*Items from a dataset*:
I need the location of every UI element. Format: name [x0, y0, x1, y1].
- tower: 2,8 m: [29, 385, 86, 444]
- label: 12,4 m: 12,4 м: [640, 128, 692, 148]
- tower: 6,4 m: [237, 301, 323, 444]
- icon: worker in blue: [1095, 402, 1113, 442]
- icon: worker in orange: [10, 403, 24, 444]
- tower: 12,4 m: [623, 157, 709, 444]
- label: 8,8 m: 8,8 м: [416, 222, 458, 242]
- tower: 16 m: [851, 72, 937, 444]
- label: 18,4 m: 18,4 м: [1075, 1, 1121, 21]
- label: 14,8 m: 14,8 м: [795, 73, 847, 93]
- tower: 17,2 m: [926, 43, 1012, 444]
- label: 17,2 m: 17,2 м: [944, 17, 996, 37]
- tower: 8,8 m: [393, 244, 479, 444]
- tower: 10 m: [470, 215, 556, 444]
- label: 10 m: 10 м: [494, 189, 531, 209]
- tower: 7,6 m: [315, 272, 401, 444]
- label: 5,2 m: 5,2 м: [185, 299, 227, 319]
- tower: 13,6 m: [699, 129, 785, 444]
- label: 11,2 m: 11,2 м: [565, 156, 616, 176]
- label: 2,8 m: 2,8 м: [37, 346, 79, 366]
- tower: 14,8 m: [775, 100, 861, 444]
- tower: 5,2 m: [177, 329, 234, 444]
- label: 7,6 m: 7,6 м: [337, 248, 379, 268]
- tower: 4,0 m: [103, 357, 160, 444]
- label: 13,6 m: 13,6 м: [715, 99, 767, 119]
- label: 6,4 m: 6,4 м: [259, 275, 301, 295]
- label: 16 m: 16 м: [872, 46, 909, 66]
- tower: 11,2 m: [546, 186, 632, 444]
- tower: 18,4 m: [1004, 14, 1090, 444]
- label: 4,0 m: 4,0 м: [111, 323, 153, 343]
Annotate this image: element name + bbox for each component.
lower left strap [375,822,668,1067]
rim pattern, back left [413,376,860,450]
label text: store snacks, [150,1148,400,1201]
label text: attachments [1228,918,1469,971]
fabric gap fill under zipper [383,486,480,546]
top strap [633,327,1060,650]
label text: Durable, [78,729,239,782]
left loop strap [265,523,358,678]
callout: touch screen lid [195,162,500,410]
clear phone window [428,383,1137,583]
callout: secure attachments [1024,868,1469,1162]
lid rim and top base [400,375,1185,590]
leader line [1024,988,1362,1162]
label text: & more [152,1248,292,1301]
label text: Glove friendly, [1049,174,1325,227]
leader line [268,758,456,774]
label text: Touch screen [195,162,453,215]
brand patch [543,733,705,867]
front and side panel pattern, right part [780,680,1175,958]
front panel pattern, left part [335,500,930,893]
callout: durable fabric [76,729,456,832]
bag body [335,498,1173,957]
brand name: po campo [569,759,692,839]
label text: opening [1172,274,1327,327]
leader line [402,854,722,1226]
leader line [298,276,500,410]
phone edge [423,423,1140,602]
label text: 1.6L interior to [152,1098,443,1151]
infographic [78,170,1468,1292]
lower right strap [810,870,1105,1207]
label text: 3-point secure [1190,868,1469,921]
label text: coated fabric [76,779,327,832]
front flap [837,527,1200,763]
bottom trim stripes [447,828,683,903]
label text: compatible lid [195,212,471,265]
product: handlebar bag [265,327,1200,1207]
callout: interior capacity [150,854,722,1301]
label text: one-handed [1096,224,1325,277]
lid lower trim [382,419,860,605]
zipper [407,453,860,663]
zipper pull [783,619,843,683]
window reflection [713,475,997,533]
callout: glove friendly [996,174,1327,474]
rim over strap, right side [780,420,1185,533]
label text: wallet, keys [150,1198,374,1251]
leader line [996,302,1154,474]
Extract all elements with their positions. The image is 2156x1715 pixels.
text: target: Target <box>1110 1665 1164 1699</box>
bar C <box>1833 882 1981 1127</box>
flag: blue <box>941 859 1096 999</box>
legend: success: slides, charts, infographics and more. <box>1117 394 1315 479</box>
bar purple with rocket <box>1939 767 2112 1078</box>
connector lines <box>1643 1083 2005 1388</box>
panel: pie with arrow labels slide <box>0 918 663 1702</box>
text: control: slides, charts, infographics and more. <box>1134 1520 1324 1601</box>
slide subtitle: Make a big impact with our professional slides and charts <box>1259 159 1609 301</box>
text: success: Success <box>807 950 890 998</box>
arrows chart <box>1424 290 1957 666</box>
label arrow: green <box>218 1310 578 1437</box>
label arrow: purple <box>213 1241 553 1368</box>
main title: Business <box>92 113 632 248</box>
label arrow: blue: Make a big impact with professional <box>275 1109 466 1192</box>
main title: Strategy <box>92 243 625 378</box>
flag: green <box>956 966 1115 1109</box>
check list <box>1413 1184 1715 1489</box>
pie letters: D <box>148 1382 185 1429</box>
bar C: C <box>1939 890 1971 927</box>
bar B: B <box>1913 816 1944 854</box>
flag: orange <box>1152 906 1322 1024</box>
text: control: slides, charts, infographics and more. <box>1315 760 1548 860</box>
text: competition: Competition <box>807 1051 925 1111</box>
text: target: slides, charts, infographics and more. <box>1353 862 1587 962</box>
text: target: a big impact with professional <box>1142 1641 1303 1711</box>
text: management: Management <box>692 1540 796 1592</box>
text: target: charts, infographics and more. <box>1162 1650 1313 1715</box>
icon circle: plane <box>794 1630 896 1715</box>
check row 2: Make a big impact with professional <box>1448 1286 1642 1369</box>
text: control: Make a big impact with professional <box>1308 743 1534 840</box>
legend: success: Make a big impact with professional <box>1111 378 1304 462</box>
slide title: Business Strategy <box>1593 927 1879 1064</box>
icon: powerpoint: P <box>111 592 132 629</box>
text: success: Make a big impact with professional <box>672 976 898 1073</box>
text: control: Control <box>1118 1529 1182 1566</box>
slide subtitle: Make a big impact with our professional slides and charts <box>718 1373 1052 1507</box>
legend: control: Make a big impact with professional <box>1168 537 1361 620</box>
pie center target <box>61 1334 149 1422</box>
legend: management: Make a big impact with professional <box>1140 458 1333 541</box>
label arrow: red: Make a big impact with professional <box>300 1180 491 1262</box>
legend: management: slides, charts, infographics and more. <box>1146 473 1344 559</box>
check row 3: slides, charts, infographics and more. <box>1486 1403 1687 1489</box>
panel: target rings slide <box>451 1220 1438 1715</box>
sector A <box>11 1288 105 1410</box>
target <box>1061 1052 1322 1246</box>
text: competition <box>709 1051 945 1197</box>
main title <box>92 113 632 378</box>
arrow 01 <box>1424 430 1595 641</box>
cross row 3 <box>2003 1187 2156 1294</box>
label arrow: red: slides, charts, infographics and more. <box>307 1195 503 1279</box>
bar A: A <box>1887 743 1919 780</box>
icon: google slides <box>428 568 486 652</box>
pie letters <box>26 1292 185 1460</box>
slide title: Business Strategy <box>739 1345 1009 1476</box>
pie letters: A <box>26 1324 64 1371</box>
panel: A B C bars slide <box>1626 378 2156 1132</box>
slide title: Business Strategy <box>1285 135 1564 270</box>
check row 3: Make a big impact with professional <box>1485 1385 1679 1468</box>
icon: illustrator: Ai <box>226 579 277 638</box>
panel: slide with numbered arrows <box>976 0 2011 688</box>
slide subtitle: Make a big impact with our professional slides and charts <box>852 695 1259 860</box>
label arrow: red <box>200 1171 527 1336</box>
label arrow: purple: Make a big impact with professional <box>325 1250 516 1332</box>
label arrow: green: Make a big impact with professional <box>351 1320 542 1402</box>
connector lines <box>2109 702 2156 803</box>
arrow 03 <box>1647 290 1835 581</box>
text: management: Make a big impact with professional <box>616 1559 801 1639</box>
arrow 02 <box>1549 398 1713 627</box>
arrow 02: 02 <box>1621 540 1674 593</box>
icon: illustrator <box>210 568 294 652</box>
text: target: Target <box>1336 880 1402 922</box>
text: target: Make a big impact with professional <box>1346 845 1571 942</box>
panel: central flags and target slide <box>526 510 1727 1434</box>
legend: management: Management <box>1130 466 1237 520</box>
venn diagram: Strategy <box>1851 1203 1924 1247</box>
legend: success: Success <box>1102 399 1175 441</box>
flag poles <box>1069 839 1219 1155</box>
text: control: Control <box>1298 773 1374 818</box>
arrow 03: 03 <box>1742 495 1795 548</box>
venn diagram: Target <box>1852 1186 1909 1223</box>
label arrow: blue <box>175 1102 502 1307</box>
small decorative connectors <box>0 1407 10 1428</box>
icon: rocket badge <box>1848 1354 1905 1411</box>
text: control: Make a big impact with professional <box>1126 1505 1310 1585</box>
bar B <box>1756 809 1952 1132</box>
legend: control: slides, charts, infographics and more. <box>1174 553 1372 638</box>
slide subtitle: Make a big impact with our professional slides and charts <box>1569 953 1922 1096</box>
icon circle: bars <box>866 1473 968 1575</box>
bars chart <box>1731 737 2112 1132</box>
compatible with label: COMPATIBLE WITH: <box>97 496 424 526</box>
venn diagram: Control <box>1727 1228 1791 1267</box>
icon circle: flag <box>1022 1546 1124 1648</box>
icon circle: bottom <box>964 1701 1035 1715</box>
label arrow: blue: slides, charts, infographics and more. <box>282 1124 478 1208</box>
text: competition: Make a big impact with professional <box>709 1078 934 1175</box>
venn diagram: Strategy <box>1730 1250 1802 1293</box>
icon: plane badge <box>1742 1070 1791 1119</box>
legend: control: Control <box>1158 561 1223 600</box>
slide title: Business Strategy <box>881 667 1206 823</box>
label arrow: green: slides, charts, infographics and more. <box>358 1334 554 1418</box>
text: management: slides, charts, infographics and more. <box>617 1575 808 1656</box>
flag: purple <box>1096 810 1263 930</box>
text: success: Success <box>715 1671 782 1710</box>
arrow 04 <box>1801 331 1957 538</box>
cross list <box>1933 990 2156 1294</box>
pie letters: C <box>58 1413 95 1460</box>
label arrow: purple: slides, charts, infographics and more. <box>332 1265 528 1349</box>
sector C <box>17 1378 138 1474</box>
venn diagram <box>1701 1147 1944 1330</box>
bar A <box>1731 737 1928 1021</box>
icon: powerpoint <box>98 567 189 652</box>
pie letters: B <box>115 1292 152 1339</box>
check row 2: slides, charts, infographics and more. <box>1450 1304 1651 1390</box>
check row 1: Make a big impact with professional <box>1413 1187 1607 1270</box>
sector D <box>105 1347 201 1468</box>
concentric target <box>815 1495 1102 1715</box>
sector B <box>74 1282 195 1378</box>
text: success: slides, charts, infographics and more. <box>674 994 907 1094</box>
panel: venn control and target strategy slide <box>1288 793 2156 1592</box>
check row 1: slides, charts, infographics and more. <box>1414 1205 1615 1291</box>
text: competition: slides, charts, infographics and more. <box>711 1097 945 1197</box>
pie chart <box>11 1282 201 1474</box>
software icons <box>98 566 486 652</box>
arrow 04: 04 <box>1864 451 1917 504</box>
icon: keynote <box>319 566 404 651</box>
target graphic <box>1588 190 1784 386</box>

*Work to be completed*: Copy out word for word the stretch from the start of the listing through the line containing "- tower: 5,2 m: [177, 329, 234, 444]", including both ends.

*In response*:
I need the location of every UI element. Format: name [x0, y0, x1, y1].
- tower: 2,8 m: [29, 385, 86, 444]
- label: 12,4 m: 12,4 м: [640, 128, 692, 148]
- tower: 6,4 m: [237, 301, 323, 444]
- icon: worker in blue: [1095, 402, 1113, 442]
- icon: worker in orange: [10, 403, 24, 444]
- tower: 12,4 m: [623, 157, 709, 444]
- label: 8,8 m: 8,8 м: [416, 222, 458, 242]
- tower: 16 m: [851, 72, 937, 444]
- label: 18,4 m: 18,4 м: [1075, 1, 1121, 21]
- label: 14,8 m: 14,8 м: [795, 73, 847, 93]
- tower: 17,2 m: [926, 43, 1012, 444]
- label: 17,2 m: 17,2 м: [944, 17, 996, 37]
- tower: 8,8 m: [393, 244, 479, 444]
- tower: 10 m: [470, 215, 556, 444]
- label: 10 m: 10 м: [494, 189, 531, 209]
- tower: 7,6 m: [315, 272, 401, 444]
- label: 5,2 m: 5,2 м: [185, 299, 227, 319]
- tower: 13,6 m: [699, 129, 785, 444]
- label: 11,2 m: 11,2 м: [565, 156, 616, 176]
- label: 2,8 m: 2,8 м: [37, 346, 79, 366]
- tower: 14,8 m: [775, 100, 861, 444]
- tower: 5,2 m: [177, 329, 234, 444]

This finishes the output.